§ PROMPT
Transcribe each of the records below exactly, excluding all pictures.

§ DATA EXCERPTS
•••••
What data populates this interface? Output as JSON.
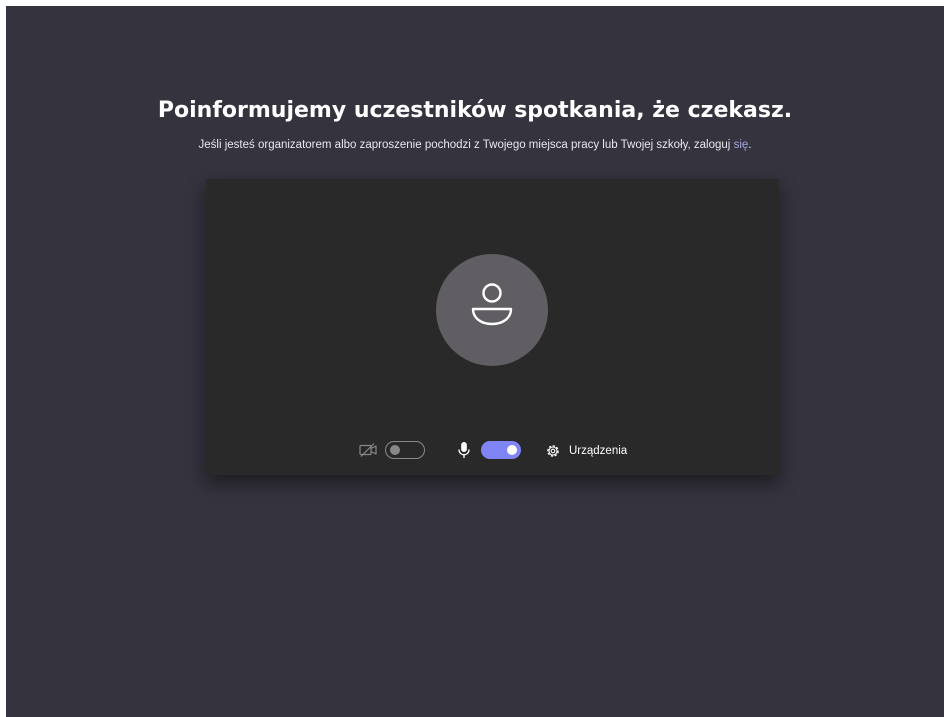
{
  "header": {
    "title": "Poinformujemy uczestników spotkania, że czekasz.",
    "subtitle_prefix": "Jeśli jesteś organizatorem albo zaproszenie pochodzi z Twojego miejsca pracy lub Twojej szkoły, zaloguj ",
    "signin_link": "się",
    "subtitle_suffix": "."
  },
  "preview": {
    "avatar_icon": "person-icon",
    "camera": {
      "icon": "camera-off-icon",
      "enabled": false
    },
    "microphone": {
      "icon": "microphone-icon",
      "enabled": true
    },
    "devices": {
      "icon": "gear-icon",
      "label": "Urządzenia"
    }
  },
  "colors": {
    "background": "#34333e",
    "preview_background": "#292929",
    "avatar": "#605e62",
    "accent": "#7f85f5",
    "link": "#a6a7dc"
  }
}
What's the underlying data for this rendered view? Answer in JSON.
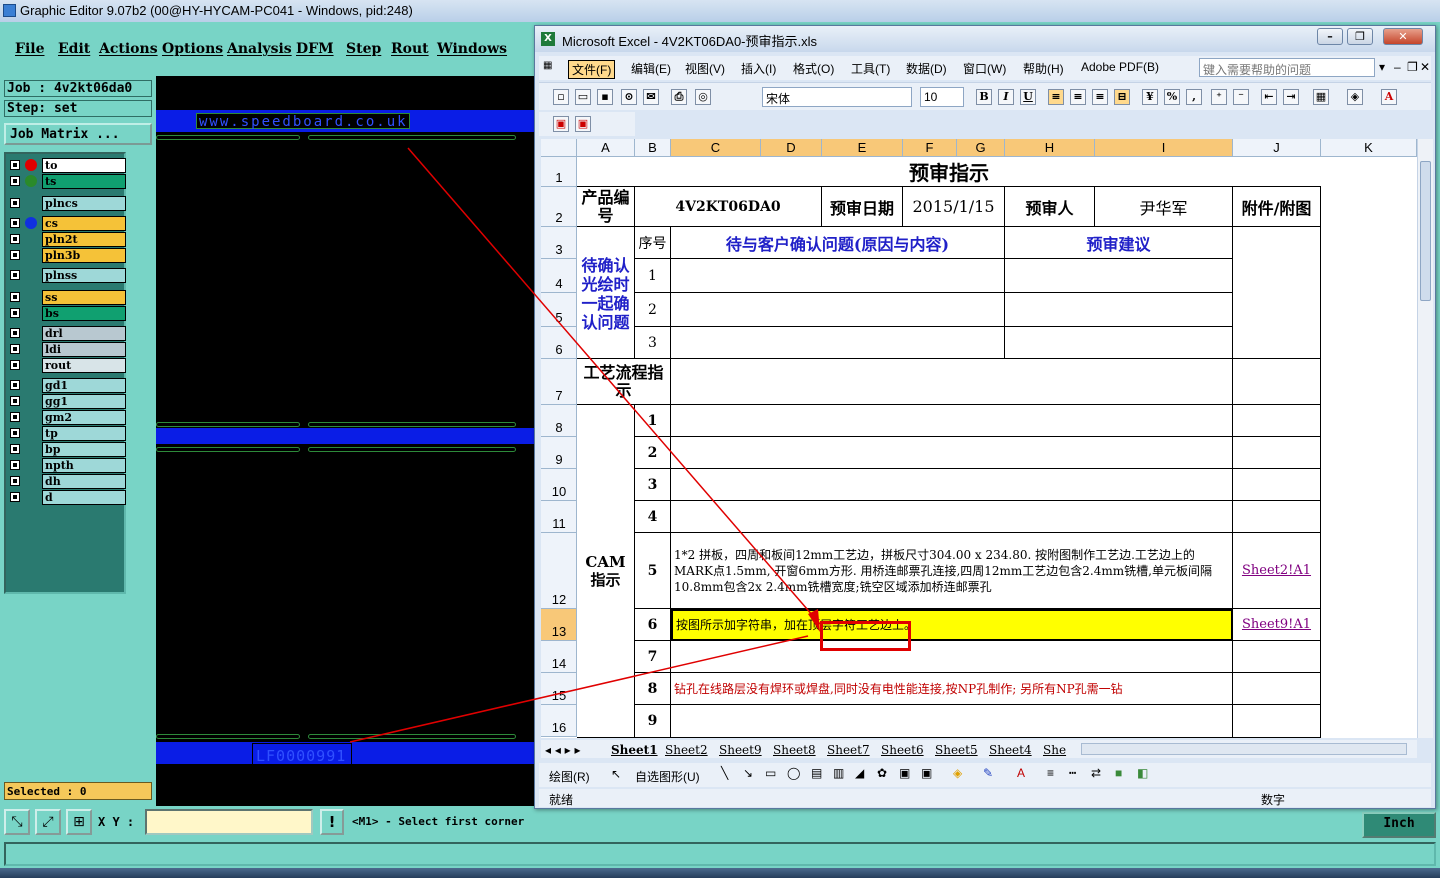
{
  "ge": {
    "title": "Graphic Editor 9.07b2 (00@HY-HYCAM-PC041 - Windows, pid:248)",
    "menu": [
      "File",
      "Edit",
      "Actions",
      "Options",
      "Analysis",
      "DFM",
      "Step",
      "Rout",
      "Windows"
    ],
    "job": "Job : 4v2kt06da0",
    "step": "Step: set",
    "job_matrix": "Job Matrix ...",
    "layers": [
      {
        "name": "to",
        "color": "#ffffff",
        "dot": "#e00000"
      },
      {
        "name": "ts",
        "color": "#10a070",
        "dot": "#2a8a2a"
      },
      {
        "name": "plncs",
        "color": "#9ed8d8",
        "dot": ""
      },
      {
        "name": "cs",
        "color": "#f5c238",
        "dot": "#1030e0"
      },
      {
        "name": "pln2t",
        "color": "#f5c238",
        "dot": ""
      },
      {
        "name": "pln3b",
        "color": "#f5c238",
        "dot": ""
      },
      {
        "name": "plnss",
        "color": "#9ed8d8",
        "dot": ""
      },
      {
        "name": "ss",
        "color": "#f5c238",
        "dot": ""
      },
      {
        "name": "bs",
        "color": "#10a070",
        "dot": ""
      },
      {
        "name": "drl",
        "color": "#b8c8d0",
        "dot": ""
      },
      {
        "name": "ldi",
        "color": "#b8c8d0",
        "dot": ""
      },
      {
        "name": "rout",
        "color": "#d8e4e8",
        "dot": ""
      },
      {
        "name": "gd1",
        "color": "#9ed8d8",
        "dot": ""
      },
      {
        "name": "gg1",
        "color": "#9ed8d8",
        "dot": ""
      },
      {
        "name": "gm2",
        "color": "#9ed8d8",
        "dot": ""
      },
      {
        "name": "tp",
        "color": "#9ed8d8",
        "dot": ""
      },
      {
        "name": "bp",
        "color": "#9ed8d8",
        "dot": ""
      },
      {
        "name": "npth",
        "color": "#9ed8d8",
        "dot": ""
      },
      {
        "name": "dh",
        "color": "#9ed8d8",
        "dot": ""
      },
      {
        "name": "d",
        "color": "#9ed8d8",
        "dot": ""
      }
    ],
    "selected": "Selected : 0",
    "canvas_url": "www.speedboard.co.uk",
    "canvas_lf": "LF0000991",
    "xy_label": "X Y :",
    "xy_value": "",
    "warn": "!",
    "prompt": "<M1> - Select first corner",
    "units": "Inch"
  },
  "xl": {
    "title": "Microsoft Excel - 4V2KT06DA0-预审指示.xls",
    "menu": [
      "文件(F)",
      "编辑(E)",
      "视图(V)",
      "插入(I)",
      "格式(O)",
      "工具(T)",
      "数据(D)",
      "窗口(W)",
      "帮助(H)",
      "Adobe PDF(B)"
    ],
    "help_placeholder": "键入需要帮助的问题",
    "font_name": "宋体",
    "font_size": "10",
    "columns": [
      "A",
      "B",
      "C",
      "D",
      "E",
      "F",
      "G",
      "H",
      "I",
      "J",
      "K"
    ],
    "rows": [
      "1",
      "2",
      "3",
      "4",
      "5",
      "6",
      "7",
      "8",
      "9",
      "10",
      "11",
      "12",
      "13",
      "14",
      "15",
      "16"
    ],
    "cells": {
      "title": "预审指示",
      "product_no_label": "产品编号",
      "product_no": "4V2KT06DA0",
      "review_date_label": "预审日期",
      "review_date": "2015/1/15",
      "reviewer_label": "预审人",
      "reviewer": "尹华军",
      "attachment_label": "附件/附图",
      "seq_label": "序号",
      "issue_header": "待与客户确认问题(原因与内容)",
      "suggest_header": "预审建议",
      "confirm_label": "待确认光绘时一起确认问题",
      "process_label": "工艺流程指示",
      "cam_label": "CAM指示",
      "seq": [
        "1",
        "2",
        "3",
        "1",
        "2",
        "3",
        "4",
        "5",
        "6",
        "7",
        "8",
        "9"
      ],
      "r12_text": "1*2 拼板，四周和板间12mm工艺边，拼板尺寸304.00 x 234.80. 按附图制作工艺边.工艺边上的MARK点1.5mm, 开窗6mm方形. 用桥连邮票孔连接,四周12mm工艺边包含2.4mm铣槽,单元板间隔10.8mm包含2x 2.4mm铣槽宽度;铣空区域添加桥连邮票孔",
      "r12_link": "Sheet2!A1",
      "r13_text": "按图所示加字符串，加在顶层字符工艺边上。",
      "r13_link": "Sheet9!A1",
      "r15_text": "钻孔在线路层没有焊环或焊盘,同时没有电性能连接,按NP孔制作; 另所有NP孔需一钻"
    },
    "sheets": [
      "Sheet1",
      "Sheet2",
      "Sheet9",
      "Sheet8",
      "Sheet7",
      "Sheet6",
      "Sheet5",
      "Sheet4",
      "She"
    ],
    "draw_label": "绘图(R)",
    "autoshape_label": "自选图形(U)",
    "status_ready": "就绪",
    "status_num": "数字"
  }
}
•••••
§ RESULT OF THE TASK
What data populates this interface? Output as JSON.
{
  "header": {
    "title": "Poinformujemy uczestników spotkania, że czekasz.",
    "subtitle_prefix": "Jeśli jesteś organizatorem albo zaproszenie pochodzi z Twojego miejsca pracy lub Twojej szkoły, zaloguj ",
    "signin_link": "się",
    "subtitle_suffix": "."
  },
  "preview": {
    "avatar_icon": "person-icon",
    "camera": {
      "icon": "camera-off-icon",
      "enabled": false
    },
    "microphone": {
      "icon": "microphone-icon",
      "enabled": true
    },
    "devices": {
      "icon": "gear-icon",
      "label": "Urządzenia"
    }
  },
  "colors": {
    "background": "#34333e",
    "preview_background": "#292929",
    "avatar": "#605e62",
    "accent": "#7f85f5",
    "link": "#a6a7dc"
  }
}
What's the underlying data for this rendered view? Answer in JSON.
{
  "ge": {
    "title": "Graphic Editor 9.07b2 (00@HY-HYCAM-PC041 - Windows, pid:248)",
    "menu": [
      "File",
      "Edit",
      "Actions",
      "Options",
      "Analysis",
      "DFM",
      "Step",
      "Rout",
      "Windows"
    ],
    "job": "Job : 4v2kt06da0",
    "step": "Step: set",
    "job_matrix": "Job Matrix ...",
    "layers": [
      {
        "name": "to",
        "color": "#ffffff",
        "dot": "#e00000"
      },
      {
        "name": "ts",
        "color": "#10a070",
        "dot": "#2a8a2a"
      },
      {
        "name": "plncs",
        "color": "#9ed8d8",
        "dot": ""
      },
      {
        "name": "cs",
        "color": "#f5c238",
        "dot": "#1030e0"
      },
      {
        "name": "pln2t",
        "color": "#f5c238",
        "dot": ""
      },
      {
        "name": "pln3b",
        "color": "#f5c238",
        "dot": ""
      },
      {
        "name": "plnss",
        "color": "#9ed8d8",
        "dot": ""
      },
      {
        "name": "ss",
        "color": "#f5c238",
        "dot": ""
      },
      {
        "name": "bs",
        "color": "#10a070",
        "dot": ""
      },
      {
        "name": "drl",
        "color": "#b8c8d0",
        "dot": ""
      },
      {
        "name": "ldi",
        "color": "#b8c8d0",
        "dot": ""
      },
      {
        "name": "rout",
        "color": "#d8e4e8",
        "dot": ""
      },
      {
        "name": "gd1",
        "color": "#9ed8d8",
        "dot": ""
      },
      {
        "name": "gg1",
        "color": "#9ed8d8",
        "dot": ""
      },
      {
        "name": "gm2",
        "color": "#9ed8d8",
        "dot": ""
      },
      {
        "name": "tp",
        "color": "#9ed8d8",
        "dot": ""
      },
      {
        "name": "bp",
        "color": "#9ed8d8",
        "dot": ""
      },
      {
        "name": "npth",
        "color": "#9ed8d8",
        "dot": ""
      },
      {
        "name": "dh",
        "color": "#9ed8d8",
        "dot": ""
      },
      {
        "name": "d",
        "color": "#9ed8d8",
        "dot": ""
      }
    ],
    "selected": "Selected : 0",
    "canvas_url": "www.speedboard.co.uk",
    "canvas_lf": "LF0000991",
    "xy_label": "X Y :",
    "xy_value": "",
    "warn": "!",
    "prompt": "<M1> - Select first corner",
    "units": "Inch"
  },
  "xl": {
    "title": "Microsoft Excel - 4V2KT06DA0-预审指示.xls",
    "menu": [
      "文件(F)",
      "编辑(E)",
      "视图(V)",
      "插入(I)",
      "格式(O)",
      "工具(T)",
      "数据(D)",
      "窗口(W)",
      "帮助(H)",
      "Adobe PDF(B)"
    ],
    "help_placeholder": "键入需要帮助的问题",
    "font_name": "宋体",
    "font_size": "10",
    "columns": [
      "A",
      "B",
      "C",
      "D",
      "E",
      "F",
      "G",
      "H",
      "I",
      "J",
      "K"
    ],
    "rows": [
      "1",
      "2",
      "3",
      "4",
      "5",
      "6",
      "7",
      "8",
      "9",
      "10",
      "11",
      "12",
      "13",
      "14",
      "15",
      "16"
    ],
    "cells": {
      "title": "预审指示",
      "product_no_label": "产品编号",
      "product_no": "4V2KT06DA0",
      "review_date_label": "预审日期",
      "review_date": "2015/1/15",
      "reviewer_label": "预审人",
      "reviewer": "尹华军",
      "attachment_label": "附件/附图",
      "seq_label": "序号",
      "issue_header": "待与客户确认问题(原因与内容)",
      "suggest_header": "预审建议",
      "confirm_label": "待确认光绘时一起确认问题",
      "process_label": "工艺流程指示",
      "cam_label": "CAM指示",
      "seq": [
        "1",
        "2",
        "3",
        "1",
        "2",
        "3",
        "4",
        "5",
        "6",
        "7",
        "8",
        "9"
      ],
      "r12_text": "1*2 拼板，四周和板间12mm工艺边，拼板尺寸304.00 x 234.80. 按附图制作工艺边.工艺边上的MARK点1.5mm, 开窗6mm方形. 用桥连邮票孔连接,四周12mm工艺边包含2.4mm铣槽,单元板间隔10.8mm包含2x 2.4mm铣槽宽度;铣空区域添加桥连邮票孔",
      "r12_link": "Sheet2!A1",
      "r13_text": "按图所示加字符串，加在顶层字符工艺边上。",
      "r13_link": "Sheet9!A1",
      "r15_text": "钻孔在线路层没有焊环或焊盘,同时没有电性能连接,按NP孔制作; 另所有NP孔需一钻"
    },
    "sheets": [
      "Sheet1",
      "Sheet2",
      "Sheet9",
      "Sheet8",
      "Sheet7",
      "Sheet6",
      "Sheet5",
      "Sheet4",
      "She"
    ],
    "draw_label": "绘图(R)",
    "autoshape_label": "自选图形(U)",
    "status_ready": "就绪",
    "status_num": "数字"
  }
}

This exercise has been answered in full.